**Exercise description:**
Keep the wording of each record exactly the same when you repeat it, and leave out pictures.

== Extracted data

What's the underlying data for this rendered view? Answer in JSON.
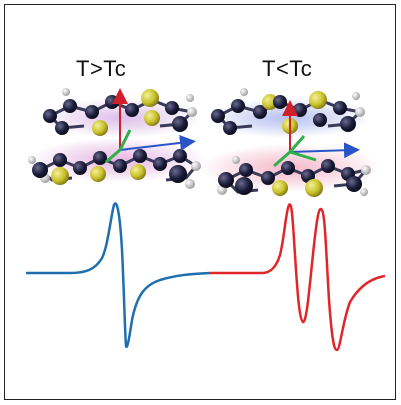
{
  "labels": {
    "left": "T>Tc",
    "right": "T<Tc"
  },
  "colors": {
    "left_curve": "#1f6fb0",
    "right_curve": "#e0262b",
    "carbon": "#1c1c3a",
    "sulfur": "#c9c22a",
    "hydrogen": "#e8e8e8",
    "upper_disc_left": "#c9a0d8",
    "lower_disc_left": "#d59ad6",
    "upper_disc_right": "#9aa8e6",
    "lower_disc_right": "#f0a0b8",
    "arrow_red": "#d0202a",
    "arrow_blue": "#2a55c8",
    "arrow_green": "#2fb04a"
  }
}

====

**Exercise solution:**
What's the underlying data for this rendered view? Answer in JSON.
{
  "labels": {
    "left": "T>Tc",
    "right": "T<Tc"
  },
  "colors": {
    "left_curve": "#1f6fb0",
    "right_curve": "#e0262b",
    "carbon": "#1c1c3a",
    "sulfur": "#c9c22a",
    "hydrogen": "#e8e8e8",
    "upper_disc_left": "#c9a0d8",
    "lower_disc_left": "#d59ad6",
    "upper_disc_right": "#9aa8e6",
    "lower_disc_right": "#f0a0b8",
    "arrow_red": "#d0202a",
    "arrow_blue": "#2a55c8",
    "arrow_green": "#2fb04a"
  }
}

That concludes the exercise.